§ **Given request 1**:
Please condense the paragraph of the sequence extension text that begins "In addition to supporting the sequence parameters" into a short bulleted list that keeps its main facts.

§ **Passage**:
· · · · · · ·

Sequence Extension#

This document describes Triton’s sequence extension. The sequence extension allows Triton to support stateful models that expect a sequence of related inference requests.

An inference request can specify that it is part of a sequence using the “sequence_id” parameter in the request and by using the “sequence_start” and “sequence_end” parameters to indicate the start and end of sequences.

Because this extension is supported, Triton reports “sequence” in the extensions field of its Server Metadata. Triton may additionally report “sequence(string_id)” in the extensions field of the Server Metadata if the “sequence_id” parameter supports string types.

“sequence_id” : a string or uint64 value that identifies the sequence to which a request belongs. All inference requests that belong to the same sequence must use the same sequence ID. A sequence ID of 0 or “” indicates the inference request is not part of a sequence.
“sequence_start” : boolean value if set to true in a request indicates that the request is the first in a sequence. If not set, or set to false the request is not the first in a sequence. If set the “sequence_id” parameter must be set to a non-zero or non-empty string value.
“sequence_end” : boolean value if set to true in a request indicates that the request is the last in a sequence. If not set, or set to false the request is not the last in a sequence. If set the “sequence_id” parameter must be set to a non-zero or non-empty string value.

HTTP/REST#

The following example shows how a request is marked as part of a sequence. In this case the sequence_start and sequence_end parameters are not used which means that this request is neither the start nor end of the sequence.

POST /v2/models/mymodel/infer HTTP/1.1
Host: localhost:8000
Content-Type: application/json
Content-Length: <xx>
{
  "parameters" : { "sequence_id" : 42 }
  "inputs" : [
    {
      "name" : "input0",
      "shape" : [ 2, 2 ],
      "datatype" : "UINT32",
      "data" : [ 1, 2, 3, 4 ]
    }
  ],
  "outputs" : [
    {
      "name" : "output0",
    }
  ]
}

The example below uses a v4 UUID string as the value for the “sequence_id” parameter.

POST /v2/models/mymodel/infer HTTP/1.1
Host: localhost:8000
Content-Type: application/json
Content-Length: <xx>
{
  "parameters" : { "sequence_id" : "e333c95a-07fc-42d2-ab16-033b1a566ed5" }
  "inputs" : [
    {
      "name" : "input0",
      "shape" : [ 2, 2 ],
      "datatype" : "UINT32",
      "data" : [ 1, 2, 3, 4 ]
    }
  ],
  "outputs" : [
    {
      "name" : "output0",
    }
  ]
}

GRPC#

In addition to supporting the sequence parameters described above, the GRPC API adds a streaming version of the inference API to allow a sequence of inference requests to be sent over the same GRPC stream. This streaming API is not required to be used for requests that specify a sequence_id and may be used by requests that do not specify a sequence_id. The ModelInferRequest is the same as for the ModelInfer API. The ModelStreamInferResponse message is shown below.

service GRPCInferenceService
{
  …

  // Perform inference using a specific model with GRPC streaming.
  rpc ModelStreamInfer(stream ModelInferRequest) returns (stream ModelStreamInferResponse) {}
}

// Response message for ModelStreamInfer.
message ModelStreamInferResponse
{
  // The message describing the error. The empty message
  // indicates the inference was successful without errors.
  String error_message = 1;

  // Holds the results of the request.
  ModelInferResponse infer_response = 2;
}

· · · · · · ·

§ **Given request 2**:
Express the rows in the first block, from the line that contains "amount-with-credits: $3,247.21: [150, 62, 246, 85]" to the line that contains "series-end-dot-2: [919, 414, 929, 424]", as a Markdown table with the columns No. and Line. Leave out any blank lines.

· · · · · · ·

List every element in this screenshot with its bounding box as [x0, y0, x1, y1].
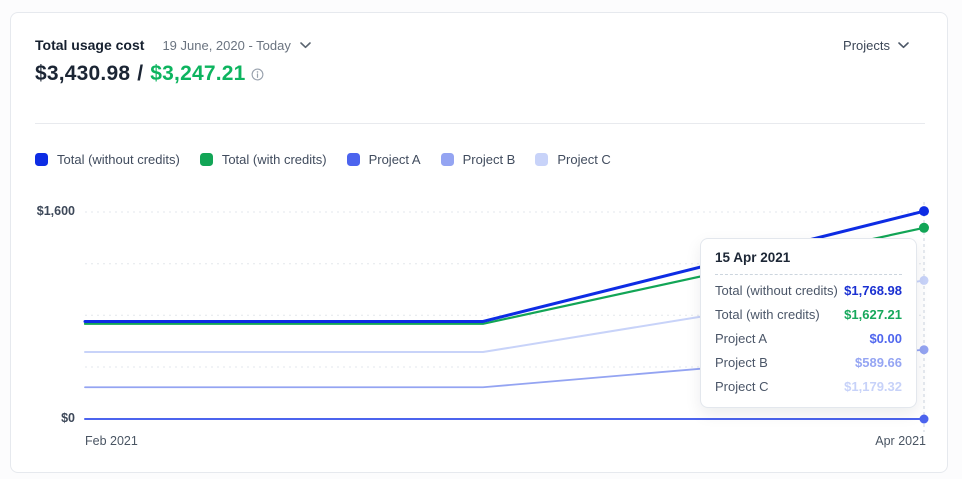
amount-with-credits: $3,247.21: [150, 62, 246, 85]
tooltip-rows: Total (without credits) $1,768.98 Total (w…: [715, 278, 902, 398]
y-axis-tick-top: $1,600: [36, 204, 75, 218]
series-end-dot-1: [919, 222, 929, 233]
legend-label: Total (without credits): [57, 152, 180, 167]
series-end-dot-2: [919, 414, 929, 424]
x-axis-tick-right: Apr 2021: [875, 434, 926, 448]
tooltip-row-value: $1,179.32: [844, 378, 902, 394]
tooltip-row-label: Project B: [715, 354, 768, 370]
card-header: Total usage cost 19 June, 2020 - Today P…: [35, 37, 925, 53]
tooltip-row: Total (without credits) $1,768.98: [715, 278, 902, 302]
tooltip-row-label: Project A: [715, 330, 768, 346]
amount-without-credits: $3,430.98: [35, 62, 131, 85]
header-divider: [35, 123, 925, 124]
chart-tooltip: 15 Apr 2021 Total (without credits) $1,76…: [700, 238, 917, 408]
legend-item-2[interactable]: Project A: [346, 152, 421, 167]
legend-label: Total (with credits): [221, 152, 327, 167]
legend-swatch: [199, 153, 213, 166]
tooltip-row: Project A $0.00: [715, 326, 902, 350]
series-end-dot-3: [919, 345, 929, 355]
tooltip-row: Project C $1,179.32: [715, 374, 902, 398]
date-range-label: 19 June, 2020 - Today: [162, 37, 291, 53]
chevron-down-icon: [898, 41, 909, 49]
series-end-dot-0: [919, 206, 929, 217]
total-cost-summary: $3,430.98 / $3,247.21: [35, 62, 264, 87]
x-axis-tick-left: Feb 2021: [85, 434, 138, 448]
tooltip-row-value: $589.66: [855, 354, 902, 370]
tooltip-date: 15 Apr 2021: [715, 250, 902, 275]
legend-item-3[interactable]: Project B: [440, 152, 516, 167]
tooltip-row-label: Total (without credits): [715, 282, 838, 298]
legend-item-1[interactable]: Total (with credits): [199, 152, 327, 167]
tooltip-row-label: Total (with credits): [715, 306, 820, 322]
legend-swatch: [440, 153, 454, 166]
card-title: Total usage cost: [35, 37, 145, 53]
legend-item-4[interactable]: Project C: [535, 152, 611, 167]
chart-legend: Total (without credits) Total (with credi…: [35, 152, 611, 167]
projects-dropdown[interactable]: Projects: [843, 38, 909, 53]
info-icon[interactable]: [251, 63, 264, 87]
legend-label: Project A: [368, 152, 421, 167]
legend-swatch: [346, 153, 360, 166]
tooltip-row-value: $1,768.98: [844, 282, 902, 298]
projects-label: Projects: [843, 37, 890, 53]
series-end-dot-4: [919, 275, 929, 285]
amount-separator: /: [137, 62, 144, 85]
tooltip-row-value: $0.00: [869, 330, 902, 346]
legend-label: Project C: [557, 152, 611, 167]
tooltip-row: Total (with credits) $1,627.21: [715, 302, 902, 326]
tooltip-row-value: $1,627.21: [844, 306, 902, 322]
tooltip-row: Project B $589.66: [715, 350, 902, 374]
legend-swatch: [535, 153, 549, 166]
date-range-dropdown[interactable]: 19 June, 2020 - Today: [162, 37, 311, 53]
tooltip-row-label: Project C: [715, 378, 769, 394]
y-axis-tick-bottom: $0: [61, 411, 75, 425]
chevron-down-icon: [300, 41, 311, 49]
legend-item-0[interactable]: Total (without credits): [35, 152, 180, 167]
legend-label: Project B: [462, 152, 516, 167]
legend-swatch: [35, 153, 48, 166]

· · · · · · ·

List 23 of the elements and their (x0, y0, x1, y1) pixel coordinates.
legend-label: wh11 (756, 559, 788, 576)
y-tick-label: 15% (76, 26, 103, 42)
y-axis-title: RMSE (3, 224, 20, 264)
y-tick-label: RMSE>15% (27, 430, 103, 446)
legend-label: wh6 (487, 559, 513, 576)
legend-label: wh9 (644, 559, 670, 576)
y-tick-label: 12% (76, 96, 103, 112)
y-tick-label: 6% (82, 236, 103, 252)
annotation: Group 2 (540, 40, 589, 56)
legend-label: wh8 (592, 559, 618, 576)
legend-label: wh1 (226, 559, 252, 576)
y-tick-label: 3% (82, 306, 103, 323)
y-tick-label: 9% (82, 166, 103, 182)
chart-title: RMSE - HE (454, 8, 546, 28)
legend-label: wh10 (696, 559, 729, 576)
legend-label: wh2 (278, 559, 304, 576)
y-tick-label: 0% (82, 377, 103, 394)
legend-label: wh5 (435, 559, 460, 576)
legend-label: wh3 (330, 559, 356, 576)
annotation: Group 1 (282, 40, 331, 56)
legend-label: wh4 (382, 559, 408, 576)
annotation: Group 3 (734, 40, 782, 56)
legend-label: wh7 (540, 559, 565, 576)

· · · · · · ·

§ **Written reply 1**:
- Beyond the sequence parameters, the GRPC API adds a streaming version of the inference API so that a sequence of inference requests can be sent over the same GRPC stream.
- Requests that specify a sequence_id are not required to use this streaming API.
- Requests that do not specify a sequence_id may use it.
- The ModelInferRequest is the same as for the ModelInfer API.

§ **Written reply 2**:
| No. | Line |
|---|---|
| 1 | amount-with-credits: $3,247.21: [150, 62, 246, 85] |
| 2 | tooltip-rows: Total (without credits) $1,768.98 Total (w…: [715, 278, 902, 398] |
| 3 | y-axis-tick-top: $1,600: [36, 204, 75, 218] |
| 4 | series-end-dot-1: [919, 222, 929, 233] |
| 5 | legend-label: Total (without credits): [57, 152, 180, 167] |
| 6 | series-end-dot-2: [919, 414, 929, 424] |